◆ **REQUIRED TASK**
Below are entries. Pull out all lines containing "name".

═════ SUPPLIED ENTRIES ═════

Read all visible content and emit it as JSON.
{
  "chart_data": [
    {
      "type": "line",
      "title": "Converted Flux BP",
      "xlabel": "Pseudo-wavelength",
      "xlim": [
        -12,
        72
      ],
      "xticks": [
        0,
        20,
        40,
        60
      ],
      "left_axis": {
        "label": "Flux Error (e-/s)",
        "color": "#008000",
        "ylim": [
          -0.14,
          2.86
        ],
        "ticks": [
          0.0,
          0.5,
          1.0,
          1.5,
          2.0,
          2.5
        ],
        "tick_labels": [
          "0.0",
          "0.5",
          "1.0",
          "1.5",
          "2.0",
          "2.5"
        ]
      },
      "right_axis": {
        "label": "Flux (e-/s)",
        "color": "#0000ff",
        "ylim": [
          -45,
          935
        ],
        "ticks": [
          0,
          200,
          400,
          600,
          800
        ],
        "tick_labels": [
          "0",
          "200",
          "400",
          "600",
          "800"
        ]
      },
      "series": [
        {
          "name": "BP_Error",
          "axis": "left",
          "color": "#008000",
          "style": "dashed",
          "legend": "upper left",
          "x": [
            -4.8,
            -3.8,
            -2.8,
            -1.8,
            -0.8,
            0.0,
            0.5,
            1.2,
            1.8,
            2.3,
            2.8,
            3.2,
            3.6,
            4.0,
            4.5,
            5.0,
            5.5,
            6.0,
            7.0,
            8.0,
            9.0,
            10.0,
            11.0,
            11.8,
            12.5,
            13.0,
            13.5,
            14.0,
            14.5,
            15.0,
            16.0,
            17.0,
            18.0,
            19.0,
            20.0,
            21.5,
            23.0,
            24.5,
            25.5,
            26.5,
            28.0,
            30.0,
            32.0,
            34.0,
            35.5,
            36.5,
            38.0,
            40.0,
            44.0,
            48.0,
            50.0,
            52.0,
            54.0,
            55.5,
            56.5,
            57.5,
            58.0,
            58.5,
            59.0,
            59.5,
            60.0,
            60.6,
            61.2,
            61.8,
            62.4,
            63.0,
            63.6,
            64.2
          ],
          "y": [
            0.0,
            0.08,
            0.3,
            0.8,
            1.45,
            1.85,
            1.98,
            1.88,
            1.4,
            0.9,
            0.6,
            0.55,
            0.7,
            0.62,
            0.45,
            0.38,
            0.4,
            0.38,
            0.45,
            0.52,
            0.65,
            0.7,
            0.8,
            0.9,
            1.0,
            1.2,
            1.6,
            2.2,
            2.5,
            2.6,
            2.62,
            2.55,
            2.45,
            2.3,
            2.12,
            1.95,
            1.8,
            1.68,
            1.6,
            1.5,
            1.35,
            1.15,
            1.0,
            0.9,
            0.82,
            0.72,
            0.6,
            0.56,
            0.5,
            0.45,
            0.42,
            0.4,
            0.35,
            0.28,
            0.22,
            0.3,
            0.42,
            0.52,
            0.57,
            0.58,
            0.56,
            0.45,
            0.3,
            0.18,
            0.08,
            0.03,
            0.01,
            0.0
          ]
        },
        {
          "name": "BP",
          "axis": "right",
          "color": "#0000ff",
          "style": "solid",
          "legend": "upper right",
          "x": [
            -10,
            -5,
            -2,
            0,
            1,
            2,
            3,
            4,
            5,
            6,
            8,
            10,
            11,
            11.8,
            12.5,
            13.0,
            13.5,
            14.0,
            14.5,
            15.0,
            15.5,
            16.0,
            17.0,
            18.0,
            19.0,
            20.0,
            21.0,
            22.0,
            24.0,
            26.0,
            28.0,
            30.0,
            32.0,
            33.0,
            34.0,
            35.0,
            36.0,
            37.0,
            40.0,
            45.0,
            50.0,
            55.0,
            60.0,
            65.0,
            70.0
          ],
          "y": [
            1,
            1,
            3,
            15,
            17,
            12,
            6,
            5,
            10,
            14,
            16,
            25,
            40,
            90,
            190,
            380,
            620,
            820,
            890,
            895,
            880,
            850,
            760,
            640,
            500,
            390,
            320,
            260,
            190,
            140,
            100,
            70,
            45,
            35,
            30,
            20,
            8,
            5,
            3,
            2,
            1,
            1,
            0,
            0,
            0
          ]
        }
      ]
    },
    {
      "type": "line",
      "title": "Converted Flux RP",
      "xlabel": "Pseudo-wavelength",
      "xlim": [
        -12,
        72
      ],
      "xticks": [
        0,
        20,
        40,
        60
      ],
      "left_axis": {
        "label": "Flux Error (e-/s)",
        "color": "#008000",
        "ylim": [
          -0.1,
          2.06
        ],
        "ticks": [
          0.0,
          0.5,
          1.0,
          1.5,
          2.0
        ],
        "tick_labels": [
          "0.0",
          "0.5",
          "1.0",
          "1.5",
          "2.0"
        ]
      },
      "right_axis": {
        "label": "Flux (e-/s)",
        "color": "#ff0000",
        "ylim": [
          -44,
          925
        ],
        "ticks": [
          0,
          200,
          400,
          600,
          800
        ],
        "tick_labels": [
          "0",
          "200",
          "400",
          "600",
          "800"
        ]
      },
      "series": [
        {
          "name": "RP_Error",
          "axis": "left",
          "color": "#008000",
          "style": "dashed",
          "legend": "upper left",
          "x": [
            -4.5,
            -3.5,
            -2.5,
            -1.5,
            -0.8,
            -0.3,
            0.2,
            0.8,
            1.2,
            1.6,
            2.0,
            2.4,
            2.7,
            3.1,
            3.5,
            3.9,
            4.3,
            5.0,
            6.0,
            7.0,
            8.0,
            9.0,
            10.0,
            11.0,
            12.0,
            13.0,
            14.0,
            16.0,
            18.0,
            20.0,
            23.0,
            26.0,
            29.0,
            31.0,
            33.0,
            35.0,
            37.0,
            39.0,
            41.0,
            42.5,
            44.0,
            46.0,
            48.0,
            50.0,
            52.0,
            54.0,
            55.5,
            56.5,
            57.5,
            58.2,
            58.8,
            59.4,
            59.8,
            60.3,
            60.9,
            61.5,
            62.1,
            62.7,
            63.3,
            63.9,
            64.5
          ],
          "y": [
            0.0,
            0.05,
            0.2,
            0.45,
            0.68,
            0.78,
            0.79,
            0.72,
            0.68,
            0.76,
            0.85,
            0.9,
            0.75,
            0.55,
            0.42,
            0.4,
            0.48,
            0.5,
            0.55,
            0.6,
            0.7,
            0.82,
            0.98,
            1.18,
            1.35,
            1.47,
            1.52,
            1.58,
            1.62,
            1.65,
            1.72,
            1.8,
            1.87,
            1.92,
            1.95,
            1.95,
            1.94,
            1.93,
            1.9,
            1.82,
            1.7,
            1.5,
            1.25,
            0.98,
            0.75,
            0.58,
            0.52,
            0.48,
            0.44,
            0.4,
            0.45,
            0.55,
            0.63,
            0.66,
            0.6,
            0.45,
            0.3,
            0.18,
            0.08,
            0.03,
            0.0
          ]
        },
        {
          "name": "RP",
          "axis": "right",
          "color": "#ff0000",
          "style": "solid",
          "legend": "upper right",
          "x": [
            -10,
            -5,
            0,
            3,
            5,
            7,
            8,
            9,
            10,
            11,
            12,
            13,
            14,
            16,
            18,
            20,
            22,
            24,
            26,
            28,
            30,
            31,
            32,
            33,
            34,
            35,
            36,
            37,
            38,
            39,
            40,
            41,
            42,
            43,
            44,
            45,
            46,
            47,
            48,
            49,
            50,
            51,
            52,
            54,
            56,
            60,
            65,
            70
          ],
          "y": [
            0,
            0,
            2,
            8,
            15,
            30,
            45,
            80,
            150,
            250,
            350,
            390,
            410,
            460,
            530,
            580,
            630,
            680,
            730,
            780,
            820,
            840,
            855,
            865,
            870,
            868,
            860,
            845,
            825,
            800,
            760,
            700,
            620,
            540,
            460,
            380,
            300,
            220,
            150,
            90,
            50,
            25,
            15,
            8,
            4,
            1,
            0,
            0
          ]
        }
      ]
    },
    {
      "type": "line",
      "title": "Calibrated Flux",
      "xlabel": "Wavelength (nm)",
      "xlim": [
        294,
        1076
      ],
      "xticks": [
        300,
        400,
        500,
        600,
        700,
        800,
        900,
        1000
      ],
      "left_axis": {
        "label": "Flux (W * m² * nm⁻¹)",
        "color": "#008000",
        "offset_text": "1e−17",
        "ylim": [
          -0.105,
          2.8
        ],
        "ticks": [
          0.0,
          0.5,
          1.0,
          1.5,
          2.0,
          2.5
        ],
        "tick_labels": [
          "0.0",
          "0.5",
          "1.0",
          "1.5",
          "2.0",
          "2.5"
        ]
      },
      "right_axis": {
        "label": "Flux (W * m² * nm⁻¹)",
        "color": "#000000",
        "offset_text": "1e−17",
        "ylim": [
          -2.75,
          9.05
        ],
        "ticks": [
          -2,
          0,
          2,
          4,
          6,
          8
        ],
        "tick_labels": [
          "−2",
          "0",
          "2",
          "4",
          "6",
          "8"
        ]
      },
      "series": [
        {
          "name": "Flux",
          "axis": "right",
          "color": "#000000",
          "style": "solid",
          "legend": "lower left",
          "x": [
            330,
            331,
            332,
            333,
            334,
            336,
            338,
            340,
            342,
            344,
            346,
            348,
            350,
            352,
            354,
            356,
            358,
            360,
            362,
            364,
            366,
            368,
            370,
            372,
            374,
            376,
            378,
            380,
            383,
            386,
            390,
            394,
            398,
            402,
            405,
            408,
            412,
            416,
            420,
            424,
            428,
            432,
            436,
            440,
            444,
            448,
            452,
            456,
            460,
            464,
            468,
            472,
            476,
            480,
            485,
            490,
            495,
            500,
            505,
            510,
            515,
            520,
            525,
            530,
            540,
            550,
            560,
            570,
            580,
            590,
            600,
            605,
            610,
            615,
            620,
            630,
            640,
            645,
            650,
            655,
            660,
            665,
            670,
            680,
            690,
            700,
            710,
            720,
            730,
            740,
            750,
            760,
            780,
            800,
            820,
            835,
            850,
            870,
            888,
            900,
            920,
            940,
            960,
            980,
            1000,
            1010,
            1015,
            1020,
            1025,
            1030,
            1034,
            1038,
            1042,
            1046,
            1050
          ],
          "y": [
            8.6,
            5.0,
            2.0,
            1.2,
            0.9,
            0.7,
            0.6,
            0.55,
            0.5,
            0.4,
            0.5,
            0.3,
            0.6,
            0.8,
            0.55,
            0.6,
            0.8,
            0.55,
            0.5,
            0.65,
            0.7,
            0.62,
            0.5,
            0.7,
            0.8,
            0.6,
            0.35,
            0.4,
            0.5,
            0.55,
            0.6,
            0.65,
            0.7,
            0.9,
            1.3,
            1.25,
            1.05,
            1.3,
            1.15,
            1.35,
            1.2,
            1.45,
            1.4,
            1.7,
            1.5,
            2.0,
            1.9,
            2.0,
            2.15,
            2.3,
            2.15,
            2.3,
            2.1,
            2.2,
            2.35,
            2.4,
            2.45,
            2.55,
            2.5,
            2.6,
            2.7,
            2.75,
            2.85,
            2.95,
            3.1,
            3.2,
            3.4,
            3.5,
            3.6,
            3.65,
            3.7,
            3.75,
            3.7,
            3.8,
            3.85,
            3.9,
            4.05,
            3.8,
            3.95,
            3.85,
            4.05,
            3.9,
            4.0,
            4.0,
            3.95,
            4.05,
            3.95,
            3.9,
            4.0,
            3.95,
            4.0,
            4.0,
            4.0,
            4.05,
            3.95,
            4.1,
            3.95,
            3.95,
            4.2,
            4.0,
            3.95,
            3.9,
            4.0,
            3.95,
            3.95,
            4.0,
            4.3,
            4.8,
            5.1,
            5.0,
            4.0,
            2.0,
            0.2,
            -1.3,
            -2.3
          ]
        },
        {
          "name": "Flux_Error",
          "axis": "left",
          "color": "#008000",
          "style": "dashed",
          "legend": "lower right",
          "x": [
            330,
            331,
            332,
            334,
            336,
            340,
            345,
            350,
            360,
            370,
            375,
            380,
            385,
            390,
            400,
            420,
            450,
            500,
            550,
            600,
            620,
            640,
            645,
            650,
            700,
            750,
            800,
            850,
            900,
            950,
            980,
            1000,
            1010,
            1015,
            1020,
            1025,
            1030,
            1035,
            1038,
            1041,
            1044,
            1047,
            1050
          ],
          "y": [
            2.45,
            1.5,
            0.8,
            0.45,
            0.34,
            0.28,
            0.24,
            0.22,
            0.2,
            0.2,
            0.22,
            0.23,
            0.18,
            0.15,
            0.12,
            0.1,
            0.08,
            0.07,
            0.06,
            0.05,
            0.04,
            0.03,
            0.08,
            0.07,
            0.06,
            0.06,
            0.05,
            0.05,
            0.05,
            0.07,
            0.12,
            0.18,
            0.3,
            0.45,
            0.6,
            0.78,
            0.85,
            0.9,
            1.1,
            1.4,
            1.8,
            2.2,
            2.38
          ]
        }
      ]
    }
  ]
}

═════

◆ **RESULT OF THIS TASK**
          "name": "BP_Error",
          "name": "BP",
          "name": "RP_Error",
          "name": "RP",
          "name": "Flux",
          "name": "Flux_Error",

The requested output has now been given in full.